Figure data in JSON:
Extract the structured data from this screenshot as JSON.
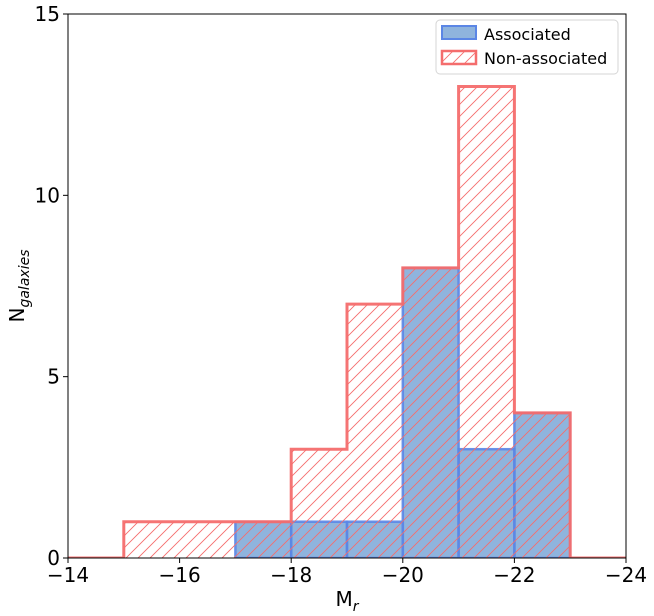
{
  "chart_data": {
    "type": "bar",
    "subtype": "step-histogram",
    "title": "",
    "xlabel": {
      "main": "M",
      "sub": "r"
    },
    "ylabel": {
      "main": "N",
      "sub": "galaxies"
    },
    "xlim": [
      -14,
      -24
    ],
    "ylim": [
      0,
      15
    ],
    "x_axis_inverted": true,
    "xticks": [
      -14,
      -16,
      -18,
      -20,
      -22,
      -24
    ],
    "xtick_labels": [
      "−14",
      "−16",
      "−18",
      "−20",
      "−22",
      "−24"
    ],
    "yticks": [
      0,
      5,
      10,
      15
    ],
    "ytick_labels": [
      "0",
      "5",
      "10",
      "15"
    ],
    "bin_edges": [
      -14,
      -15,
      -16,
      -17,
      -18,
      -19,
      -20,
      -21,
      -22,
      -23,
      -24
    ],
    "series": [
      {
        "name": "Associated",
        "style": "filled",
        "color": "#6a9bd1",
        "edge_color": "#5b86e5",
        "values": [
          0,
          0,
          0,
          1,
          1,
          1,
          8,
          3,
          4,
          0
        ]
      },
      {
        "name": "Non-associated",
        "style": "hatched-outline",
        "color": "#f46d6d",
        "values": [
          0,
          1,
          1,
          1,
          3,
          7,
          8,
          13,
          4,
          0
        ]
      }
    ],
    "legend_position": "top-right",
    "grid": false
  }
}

==

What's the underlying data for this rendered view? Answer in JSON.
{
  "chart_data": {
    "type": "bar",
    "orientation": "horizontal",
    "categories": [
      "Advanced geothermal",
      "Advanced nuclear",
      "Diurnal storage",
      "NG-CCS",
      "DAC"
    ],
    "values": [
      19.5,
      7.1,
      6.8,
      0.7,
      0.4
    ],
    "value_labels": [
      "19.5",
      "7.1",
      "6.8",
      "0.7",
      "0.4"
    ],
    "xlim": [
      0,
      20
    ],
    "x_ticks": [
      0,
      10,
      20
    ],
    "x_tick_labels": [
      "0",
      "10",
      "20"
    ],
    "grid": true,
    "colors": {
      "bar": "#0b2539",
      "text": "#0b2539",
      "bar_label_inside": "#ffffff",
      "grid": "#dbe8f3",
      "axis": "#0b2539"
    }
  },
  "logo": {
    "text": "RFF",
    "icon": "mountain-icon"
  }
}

---

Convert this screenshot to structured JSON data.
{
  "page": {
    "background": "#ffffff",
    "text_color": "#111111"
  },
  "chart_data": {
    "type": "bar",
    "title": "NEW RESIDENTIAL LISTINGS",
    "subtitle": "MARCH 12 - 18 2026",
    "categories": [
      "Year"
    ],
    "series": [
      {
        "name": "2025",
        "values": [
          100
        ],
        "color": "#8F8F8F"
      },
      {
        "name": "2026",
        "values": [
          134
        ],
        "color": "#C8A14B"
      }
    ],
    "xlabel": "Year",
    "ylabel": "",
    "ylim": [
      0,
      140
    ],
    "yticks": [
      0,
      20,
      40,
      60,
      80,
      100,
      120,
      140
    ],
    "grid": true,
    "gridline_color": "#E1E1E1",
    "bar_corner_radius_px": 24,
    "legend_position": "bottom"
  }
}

» YOUR OBJECTIVE
In the lines above, locate the string "screenshot". Copy every line where it occurs.

» EXERCISE OUTPUT
Extract the structured data from this screenshot as JSON.
Convert this screenshot to structured JSON data.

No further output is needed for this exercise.